• What you need to do
Reproduce the data exactly and drop any pictures it holds.

-------

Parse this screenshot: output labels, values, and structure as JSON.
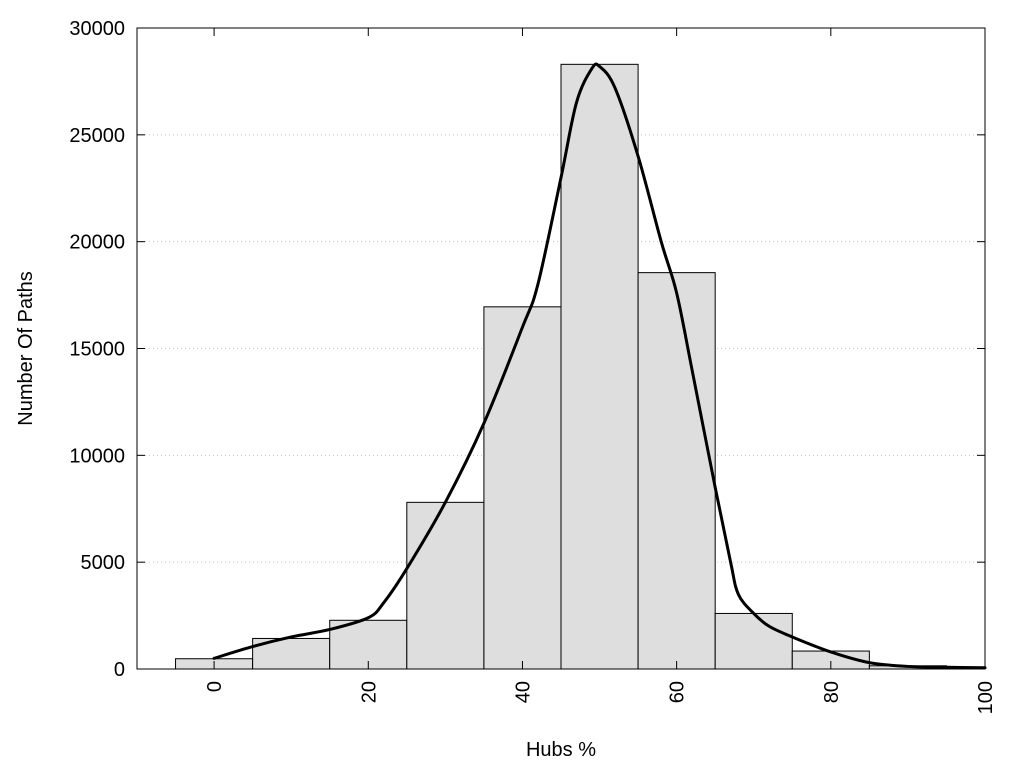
{
  "chart_data": {
    "type": "bar",
    "xlabel": "Hubs %",
    "ylabel": "Number Of Paths",
    "xlim": [
      -10,
      100
    ],
    "ylim": [
      0,
      30000
    ],
    "x_ticks": [
      0,
      20,
      40,
      60,
      80,
      100
    ],
    "y_ticks": [
      0,
      5000,
      10000,
      15000,
      20000,
      25000,
      30000
    ],
    "bin_width": 10,
    "grid": true,
    "legend": false,
    "bins": [
      {
        "center": 0,
        "value": 480
      },
      {
        "center": 10,
        "value": 1430
      },
      {
        "center": 20,
        "value": 2280
      },
      {
        "center": 30,
        "value": 7800
      },
      {
        "center": 40,
        "value": 16950
      },
      {
        "center": 50,
        "value": 28300
      },
      {
        "center": 60,
        "value": 18550
      },
      {
        "center": 70,
        "value": 2600
      },
      {
        "center": 80,
        "value": 840
      },
      {
        "center": 90,
        "value": 150
      },
      {
        "center": 100,
        "value": 60
      }
    ],
    "density_curve": [
      {
        "x": 0,
        "y": 500
      },
      {
        "x": 5,
        "y": 1050
      },
      {
        "x": 10,
        "y": 1500
      },
      {
        "x": 15,
        "y": 1850
      },
      {
        "x": 20,
        "y": 2400
      },
      {
        "x": 22,
        "y": 3100
      },
      {
        "x": 25,
        "y": 4700
      },
      {
        "x": 30,
        "y": 7800
      },
      {
        "x": 35,
        "y": 11500
      },
      {
        "x": 40,
        "y": 16000
      },
      {
        "x": 42,
        "y": 18000
      },
      {
        "x": 45,
        "y": 23000
      },
      {
        "x": 47,
        "y": 26500
      },
      {
        "x": 49,
        "y": 28100
      },
      {
        "x": 50,
        "y": 28200
      },
      {
        "x": 52,
        "y": 27200
      },
      {
        "x": 55,
        "y": 24000
      },
      {
        "x": 58,
        "y": 20000
      },
      {
        "x": 60,
        "y": 17600
      },
      {
        "x": 62,
        "y": 14000
      },
      {
        "x": 65,
        "y": 8500
      },
      {
        "x": 67,
        "y": 5000
      },
      {
        "x": 68,
        "y": 3500
      },
      {
        "x": 70,
        "y": 2600
      },
      {
        "x": 72,
        "y": 2000
      },
      {
        "x": 75,
        "y": 1500
      },
      {
        "x": 80,
        "y": 800
      },
      {
        "x": 85,
        "y": 300
      },
      {
        "x": 90,
        "y": 120
      },
      {
        "x": 95,
        "y": 80
      },
      {
        "x": 100,
        "y": 60
      }
    ],
    "colors": {
      "bar_fill": "#dedede",
      "bar_stroke": "#000000",
      "curve": "#000000",
      "grid": "#c8c8c8",
      "frame": "#000000"
    }
  }
}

-------

• Complete response
Parse this screenshot: output labels, values, and structure as JSON.
{
  "chart_data": {
    "type": "bar",
    "xlabel": "Hubs %",
    "ylabel": "Number Of Paths",
    "xlim": [
      -10,
      100
    ],
    "ylim": [
      0,
      30000
    ],
    "x_ticks": [
      0,
      20,
      40,
      60,
      80,
      100
    ],
    "y_ticks": [
      0,
      5000,
      10000,
      15000,
      20000,
      25000,
      30000
    ],
    "bin_width": 10,
    "grid": true,
    "legend": false,
    "bins": [
      {
        "center": 0,
        "value": 480
      },
      {
        "center": 10,
        "value": 1430
      },
      {
        "center": 20,
        "value": 2280
      },
      {
        "center": 30,
        "value": 7800
      },
      {
        "center": 40,
        "value": 16950
      },
      {
        "center": 50,
        "value": 28300
      },
      {
        "center": 60,
        "value": 18550
      },
      {
        "center": 70,
        "value": 2600
      },
      {
        "center": 80,
        "value": 840
      },
      {
        "center": 90,
        "value": 150
      },
      {
        "center": 100,
        "value": 60
      }
    ],
    "density_curve": [
      {
        "x": 0,
        "y": 500
      },
      {
        "x": 5,
        "y": 1050
      },
      {
        "x": 10,
        "y": 1500
      },
      {
        "x": 15,
        "y": 1850
      },
      {
        "x": 20,
        "y": 2400
      },
      {
        "x": 22,
        "y": 3100
      },
      {
        "x": 25,
        "y": 4700
      },
      {
        "x": 30,
        "y": 7800
      },
      {
        "x": 35,
        "y": 11500
      },
      {
        "x": 40,
        "y": 16000
      },
      {
        "x": 42,
        "y": 18000
      },
      {
        "x": 45,
        "y": 23000
      },
      {
        "x": 47,
        "y": 26500
      },
      {
        "x": 49,
        "y": 28100
      },
      {
        "x": 50,
        "y": 28200
      },
      {
        "x": 52,
        "y": 27200
      },
      {
        "x": 55,
        "y": 24000
      },
      {
        "x": 58,
        "y": 20000
      },
      {
        "x": 60,
        "y": 17600
      },
      {
        "x": 62,
        "y": 14000
      },
      {
        "x": 65,
        "y": 8500
      },
      {
        "x": 67,
        "y": 5000
      },
      {
        "x": 68,
        "y": 3500
      },
      {
        "x": 70,
        "y": 2600
      },
      {
        "x": 72,
        "y": 2000
      },
      {
        "x": 75,
        "y": 1500
      },
      {
        "x": 80,
        "y": 800
      },
      {
        "x": 85,
        "y": 300
      },
      {
        "x": 90,
        "y": 120
      },
      {
        "x": 95,
        "y": 80
      },
      {
        "x": 100,
        "y": 60
      }
    ],
    "colors": {
      "bar_fill": "#dedede",
      "bar_stroke": "#000000",
      "curve": "#000000",
      "grid": "#c8c8c8",
      "frame": "#000000"
    }
  }
}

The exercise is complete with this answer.